• [Recorded data]
Start

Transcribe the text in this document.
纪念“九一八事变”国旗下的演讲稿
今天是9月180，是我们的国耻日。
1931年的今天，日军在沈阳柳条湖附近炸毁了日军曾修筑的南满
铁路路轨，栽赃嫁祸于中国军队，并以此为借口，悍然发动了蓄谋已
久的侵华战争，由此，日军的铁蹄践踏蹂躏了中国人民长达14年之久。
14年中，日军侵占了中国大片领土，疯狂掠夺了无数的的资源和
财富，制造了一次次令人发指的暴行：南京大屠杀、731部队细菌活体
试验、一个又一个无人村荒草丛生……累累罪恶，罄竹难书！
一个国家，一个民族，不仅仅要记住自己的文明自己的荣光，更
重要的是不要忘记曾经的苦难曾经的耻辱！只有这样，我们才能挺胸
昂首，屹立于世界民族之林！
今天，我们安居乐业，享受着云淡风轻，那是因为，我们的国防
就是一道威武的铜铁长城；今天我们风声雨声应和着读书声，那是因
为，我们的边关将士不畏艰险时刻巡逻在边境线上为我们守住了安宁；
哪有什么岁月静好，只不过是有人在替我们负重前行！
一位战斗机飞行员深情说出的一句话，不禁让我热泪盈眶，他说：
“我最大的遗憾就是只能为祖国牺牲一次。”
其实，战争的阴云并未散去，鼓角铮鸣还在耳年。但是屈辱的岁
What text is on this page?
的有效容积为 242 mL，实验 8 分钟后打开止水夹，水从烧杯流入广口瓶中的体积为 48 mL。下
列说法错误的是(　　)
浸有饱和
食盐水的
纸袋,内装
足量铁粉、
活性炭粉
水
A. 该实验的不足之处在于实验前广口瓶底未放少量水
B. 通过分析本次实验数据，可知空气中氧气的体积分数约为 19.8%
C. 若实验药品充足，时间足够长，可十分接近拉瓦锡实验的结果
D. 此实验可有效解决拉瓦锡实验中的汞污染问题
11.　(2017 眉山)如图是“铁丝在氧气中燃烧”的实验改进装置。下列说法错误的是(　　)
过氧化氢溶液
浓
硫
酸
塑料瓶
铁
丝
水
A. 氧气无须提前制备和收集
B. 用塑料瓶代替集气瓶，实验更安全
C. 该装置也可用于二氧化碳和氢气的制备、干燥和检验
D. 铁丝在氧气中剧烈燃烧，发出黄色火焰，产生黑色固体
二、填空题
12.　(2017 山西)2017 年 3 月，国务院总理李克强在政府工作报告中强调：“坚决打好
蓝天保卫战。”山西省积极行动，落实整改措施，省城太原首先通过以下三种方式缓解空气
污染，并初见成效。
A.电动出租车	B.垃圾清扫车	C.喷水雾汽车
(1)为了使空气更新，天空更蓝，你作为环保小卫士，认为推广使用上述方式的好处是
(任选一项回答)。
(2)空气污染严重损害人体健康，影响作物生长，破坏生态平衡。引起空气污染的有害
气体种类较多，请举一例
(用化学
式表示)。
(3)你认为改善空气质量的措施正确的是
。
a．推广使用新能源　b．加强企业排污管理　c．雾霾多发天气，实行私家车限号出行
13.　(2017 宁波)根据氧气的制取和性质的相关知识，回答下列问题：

End

• [YOUR GOAL]
From the material given, work out how many lines hold the string "text"; state that number and nothing further.

• [EXERCISE SOLUTION]
2